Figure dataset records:
◆ ◆ ◆ ◆

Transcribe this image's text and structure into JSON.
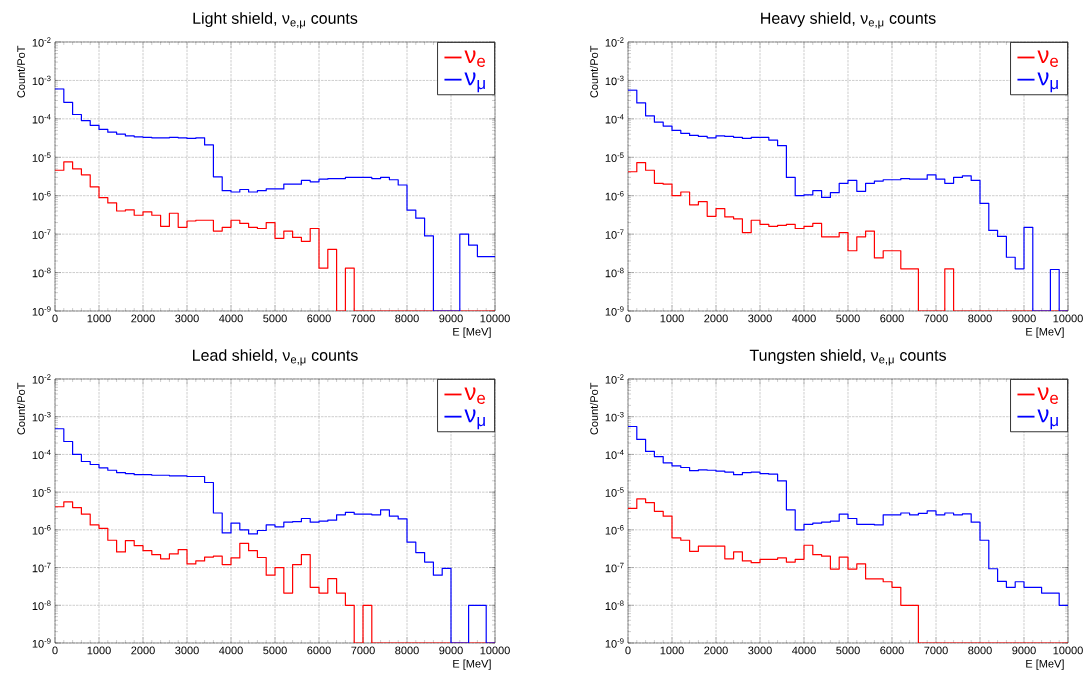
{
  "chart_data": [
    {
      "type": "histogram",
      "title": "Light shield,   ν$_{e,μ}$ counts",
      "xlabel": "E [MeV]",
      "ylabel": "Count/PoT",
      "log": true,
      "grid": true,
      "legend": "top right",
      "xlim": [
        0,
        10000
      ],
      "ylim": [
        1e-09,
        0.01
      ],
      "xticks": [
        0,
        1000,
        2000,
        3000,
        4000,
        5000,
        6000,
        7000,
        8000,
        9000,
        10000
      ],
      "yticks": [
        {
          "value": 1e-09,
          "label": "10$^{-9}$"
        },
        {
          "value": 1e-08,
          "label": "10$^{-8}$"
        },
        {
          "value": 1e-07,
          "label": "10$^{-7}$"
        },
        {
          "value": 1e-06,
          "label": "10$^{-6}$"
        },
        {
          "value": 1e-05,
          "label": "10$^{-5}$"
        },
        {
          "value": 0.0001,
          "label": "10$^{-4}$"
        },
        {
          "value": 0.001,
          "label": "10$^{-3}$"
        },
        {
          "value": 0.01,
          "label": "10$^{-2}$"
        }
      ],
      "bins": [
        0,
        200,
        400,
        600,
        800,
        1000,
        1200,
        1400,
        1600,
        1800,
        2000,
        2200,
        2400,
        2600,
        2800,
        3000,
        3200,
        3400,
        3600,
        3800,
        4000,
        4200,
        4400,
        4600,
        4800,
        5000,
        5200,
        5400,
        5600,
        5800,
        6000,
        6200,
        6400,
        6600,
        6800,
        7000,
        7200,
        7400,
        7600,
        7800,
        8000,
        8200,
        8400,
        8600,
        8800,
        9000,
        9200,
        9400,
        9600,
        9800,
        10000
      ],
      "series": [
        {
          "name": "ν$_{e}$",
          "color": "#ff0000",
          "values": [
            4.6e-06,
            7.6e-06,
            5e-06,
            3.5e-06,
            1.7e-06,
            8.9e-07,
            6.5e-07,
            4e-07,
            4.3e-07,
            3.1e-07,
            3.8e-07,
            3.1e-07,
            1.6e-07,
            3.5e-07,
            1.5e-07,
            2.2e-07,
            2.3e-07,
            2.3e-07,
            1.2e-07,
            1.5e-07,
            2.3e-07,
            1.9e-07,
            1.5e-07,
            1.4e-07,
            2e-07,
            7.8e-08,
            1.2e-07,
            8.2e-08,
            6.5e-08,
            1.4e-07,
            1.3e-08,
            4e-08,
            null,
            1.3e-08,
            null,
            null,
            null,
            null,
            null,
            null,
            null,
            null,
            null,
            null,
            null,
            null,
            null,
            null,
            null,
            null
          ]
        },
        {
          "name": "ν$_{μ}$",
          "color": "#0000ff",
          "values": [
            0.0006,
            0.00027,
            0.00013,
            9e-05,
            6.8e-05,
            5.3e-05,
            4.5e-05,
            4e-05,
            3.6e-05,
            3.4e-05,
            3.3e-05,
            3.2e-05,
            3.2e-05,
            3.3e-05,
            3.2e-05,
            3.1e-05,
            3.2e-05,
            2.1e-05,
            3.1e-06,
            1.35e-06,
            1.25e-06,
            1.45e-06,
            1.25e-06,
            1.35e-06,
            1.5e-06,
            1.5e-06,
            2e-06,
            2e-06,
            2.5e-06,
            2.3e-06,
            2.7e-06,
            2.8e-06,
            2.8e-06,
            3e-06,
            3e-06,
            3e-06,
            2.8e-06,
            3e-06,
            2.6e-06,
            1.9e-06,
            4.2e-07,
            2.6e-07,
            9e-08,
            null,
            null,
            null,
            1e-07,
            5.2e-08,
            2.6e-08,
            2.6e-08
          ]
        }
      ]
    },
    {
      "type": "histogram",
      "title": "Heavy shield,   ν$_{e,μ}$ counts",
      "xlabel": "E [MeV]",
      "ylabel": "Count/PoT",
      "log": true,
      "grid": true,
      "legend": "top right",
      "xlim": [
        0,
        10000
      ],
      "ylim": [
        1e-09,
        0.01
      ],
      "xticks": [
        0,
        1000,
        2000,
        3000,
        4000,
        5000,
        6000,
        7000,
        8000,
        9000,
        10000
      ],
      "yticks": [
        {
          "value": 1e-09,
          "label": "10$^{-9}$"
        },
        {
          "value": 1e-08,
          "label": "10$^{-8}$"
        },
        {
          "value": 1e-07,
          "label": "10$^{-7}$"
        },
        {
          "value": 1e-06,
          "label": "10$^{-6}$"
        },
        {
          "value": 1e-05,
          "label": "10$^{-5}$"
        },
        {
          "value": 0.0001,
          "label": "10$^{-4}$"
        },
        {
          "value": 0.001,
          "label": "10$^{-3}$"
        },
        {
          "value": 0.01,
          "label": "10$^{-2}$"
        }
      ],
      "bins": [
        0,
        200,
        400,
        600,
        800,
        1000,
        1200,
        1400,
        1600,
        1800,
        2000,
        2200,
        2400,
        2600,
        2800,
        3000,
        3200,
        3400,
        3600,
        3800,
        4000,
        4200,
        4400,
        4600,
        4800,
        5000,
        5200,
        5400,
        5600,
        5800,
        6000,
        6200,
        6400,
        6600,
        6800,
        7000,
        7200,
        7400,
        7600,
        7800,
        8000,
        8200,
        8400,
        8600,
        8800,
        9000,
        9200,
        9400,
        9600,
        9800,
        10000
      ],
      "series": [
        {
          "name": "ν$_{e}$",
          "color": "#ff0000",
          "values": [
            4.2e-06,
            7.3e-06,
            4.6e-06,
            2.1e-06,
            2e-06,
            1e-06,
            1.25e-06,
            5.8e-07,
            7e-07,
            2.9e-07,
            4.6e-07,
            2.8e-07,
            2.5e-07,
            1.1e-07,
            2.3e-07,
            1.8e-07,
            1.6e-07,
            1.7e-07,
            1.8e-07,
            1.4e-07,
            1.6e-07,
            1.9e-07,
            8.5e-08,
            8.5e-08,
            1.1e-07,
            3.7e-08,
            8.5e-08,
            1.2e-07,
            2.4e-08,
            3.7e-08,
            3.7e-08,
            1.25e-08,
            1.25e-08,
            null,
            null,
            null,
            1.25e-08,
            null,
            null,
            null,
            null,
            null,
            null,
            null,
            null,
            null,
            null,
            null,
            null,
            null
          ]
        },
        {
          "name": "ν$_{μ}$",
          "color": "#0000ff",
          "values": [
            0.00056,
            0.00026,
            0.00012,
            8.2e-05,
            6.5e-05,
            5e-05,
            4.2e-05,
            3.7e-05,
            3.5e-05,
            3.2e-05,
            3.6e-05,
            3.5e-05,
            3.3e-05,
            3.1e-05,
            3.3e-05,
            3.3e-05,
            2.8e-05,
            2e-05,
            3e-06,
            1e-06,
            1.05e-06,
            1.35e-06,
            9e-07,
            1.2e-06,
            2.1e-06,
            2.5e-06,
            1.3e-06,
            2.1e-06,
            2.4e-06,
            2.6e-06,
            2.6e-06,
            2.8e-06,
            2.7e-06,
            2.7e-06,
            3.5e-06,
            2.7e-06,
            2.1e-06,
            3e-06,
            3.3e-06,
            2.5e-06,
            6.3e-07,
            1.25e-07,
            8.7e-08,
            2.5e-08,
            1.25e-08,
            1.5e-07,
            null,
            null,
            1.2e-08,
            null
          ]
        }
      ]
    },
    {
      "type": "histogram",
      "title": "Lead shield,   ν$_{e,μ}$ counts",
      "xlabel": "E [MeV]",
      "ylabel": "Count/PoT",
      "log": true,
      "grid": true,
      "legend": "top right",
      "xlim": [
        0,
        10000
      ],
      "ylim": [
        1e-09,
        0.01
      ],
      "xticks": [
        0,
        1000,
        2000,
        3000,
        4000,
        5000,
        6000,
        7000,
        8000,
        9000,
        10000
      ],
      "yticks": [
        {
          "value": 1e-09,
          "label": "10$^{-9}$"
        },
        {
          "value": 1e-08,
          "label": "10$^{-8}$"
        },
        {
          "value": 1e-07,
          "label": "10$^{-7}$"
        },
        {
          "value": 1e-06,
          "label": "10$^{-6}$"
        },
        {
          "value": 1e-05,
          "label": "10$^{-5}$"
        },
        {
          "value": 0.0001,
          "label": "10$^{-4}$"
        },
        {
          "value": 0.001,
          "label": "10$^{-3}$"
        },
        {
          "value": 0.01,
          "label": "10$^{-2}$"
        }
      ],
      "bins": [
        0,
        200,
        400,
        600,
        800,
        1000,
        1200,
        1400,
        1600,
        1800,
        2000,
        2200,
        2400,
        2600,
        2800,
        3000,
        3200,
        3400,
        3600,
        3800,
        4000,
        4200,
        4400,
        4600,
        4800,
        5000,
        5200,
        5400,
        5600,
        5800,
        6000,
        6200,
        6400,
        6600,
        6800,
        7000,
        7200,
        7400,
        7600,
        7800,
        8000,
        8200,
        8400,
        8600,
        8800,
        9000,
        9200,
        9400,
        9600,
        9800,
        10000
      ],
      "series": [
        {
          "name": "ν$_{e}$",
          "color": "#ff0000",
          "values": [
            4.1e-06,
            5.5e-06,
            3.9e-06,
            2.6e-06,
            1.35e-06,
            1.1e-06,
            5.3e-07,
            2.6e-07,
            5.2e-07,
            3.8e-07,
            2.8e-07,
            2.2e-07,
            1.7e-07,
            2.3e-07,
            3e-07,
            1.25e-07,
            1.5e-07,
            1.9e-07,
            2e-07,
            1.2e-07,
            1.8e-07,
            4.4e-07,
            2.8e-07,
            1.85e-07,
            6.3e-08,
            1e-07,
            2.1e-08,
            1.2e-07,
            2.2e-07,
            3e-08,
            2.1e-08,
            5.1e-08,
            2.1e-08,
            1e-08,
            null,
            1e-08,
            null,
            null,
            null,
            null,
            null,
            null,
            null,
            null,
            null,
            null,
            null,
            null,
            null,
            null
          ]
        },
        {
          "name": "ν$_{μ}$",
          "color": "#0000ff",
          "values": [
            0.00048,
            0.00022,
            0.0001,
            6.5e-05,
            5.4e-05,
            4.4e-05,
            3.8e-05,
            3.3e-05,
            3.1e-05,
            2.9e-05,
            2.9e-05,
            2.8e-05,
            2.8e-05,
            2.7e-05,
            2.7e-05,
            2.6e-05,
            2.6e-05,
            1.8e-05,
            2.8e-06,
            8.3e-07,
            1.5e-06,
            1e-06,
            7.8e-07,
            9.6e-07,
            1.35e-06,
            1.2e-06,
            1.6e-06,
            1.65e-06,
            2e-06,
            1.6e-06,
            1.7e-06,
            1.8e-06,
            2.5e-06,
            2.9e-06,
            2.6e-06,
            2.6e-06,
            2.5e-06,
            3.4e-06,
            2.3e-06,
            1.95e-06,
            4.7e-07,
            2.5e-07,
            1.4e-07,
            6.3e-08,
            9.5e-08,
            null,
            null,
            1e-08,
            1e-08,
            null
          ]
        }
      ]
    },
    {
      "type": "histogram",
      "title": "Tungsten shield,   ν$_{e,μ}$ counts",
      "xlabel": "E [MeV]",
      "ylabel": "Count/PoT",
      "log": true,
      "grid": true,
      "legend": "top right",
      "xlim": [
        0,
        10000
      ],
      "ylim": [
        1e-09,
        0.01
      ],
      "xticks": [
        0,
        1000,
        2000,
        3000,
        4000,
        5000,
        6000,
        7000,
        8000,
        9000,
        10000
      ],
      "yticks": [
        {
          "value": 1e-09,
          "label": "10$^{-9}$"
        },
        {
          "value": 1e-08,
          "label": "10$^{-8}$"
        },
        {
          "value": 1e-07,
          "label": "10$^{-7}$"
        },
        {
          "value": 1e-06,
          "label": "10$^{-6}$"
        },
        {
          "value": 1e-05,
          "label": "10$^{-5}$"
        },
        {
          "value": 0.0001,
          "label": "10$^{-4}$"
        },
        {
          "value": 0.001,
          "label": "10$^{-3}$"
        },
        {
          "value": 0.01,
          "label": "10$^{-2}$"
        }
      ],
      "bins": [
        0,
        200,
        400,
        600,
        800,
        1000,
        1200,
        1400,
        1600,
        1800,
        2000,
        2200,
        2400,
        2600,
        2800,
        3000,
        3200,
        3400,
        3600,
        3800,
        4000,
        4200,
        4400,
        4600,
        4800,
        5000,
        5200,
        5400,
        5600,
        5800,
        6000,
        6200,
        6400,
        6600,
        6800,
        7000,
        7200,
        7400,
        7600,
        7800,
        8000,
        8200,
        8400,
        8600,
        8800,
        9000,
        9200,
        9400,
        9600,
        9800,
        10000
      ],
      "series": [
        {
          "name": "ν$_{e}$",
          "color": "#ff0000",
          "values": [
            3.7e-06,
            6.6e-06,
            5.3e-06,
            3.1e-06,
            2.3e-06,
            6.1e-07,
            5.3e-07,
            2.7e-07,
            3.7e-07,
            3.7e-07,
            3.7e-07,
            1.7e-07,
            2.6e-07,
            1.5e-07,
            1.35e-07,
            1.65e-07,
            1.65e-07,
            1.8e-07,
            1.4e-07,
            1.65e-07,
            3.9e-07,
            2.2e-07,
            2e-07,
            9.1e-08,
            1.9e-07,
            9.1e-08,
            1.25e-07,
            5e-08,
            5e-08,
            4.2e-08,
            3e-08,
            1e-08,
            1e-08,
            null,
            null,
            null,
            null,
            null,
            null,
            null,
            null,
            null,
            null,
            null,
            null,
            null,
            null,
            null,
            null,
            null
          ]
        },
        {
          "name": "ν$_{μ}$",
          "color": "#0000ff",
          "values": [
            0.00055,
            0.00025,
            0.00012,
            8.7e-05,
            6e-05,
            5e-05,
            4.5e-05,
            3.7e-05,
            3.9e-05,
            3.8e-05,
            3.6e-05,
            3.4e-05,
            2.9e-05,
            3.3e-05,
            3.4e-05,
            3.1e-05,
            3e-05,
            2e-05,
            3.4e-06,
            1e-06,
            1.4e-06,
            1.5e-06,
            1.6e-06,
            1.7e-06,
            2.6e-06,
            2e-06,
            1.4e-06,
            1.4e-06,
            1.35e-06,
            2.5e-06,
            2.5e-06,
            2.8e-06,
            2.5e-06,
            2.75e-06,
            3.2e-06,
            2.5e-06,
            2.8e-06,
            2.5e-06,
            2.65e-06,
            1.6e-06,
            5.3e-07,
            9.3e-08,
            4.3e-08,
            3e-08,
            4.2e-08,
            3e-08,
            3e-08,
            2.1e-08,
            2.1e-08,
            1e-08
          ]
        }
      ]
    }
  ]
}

◆ ◆ ◆ ◆

▶ [BRIEF] Where does the word "shield" appear in the listing? List each line that holds it.

▶ [TASK OUTPUT]
      "title": "Light shield,   ν$_{e,μ}$ counts",
      "title": "Heavy shield,   ν$_{e,μ}$ counts",
      "title": "Lead shield,   ν$_{e,μ}$ counts",
      "title": "Tungsten shield,   ν$_{e,μ}$ counts",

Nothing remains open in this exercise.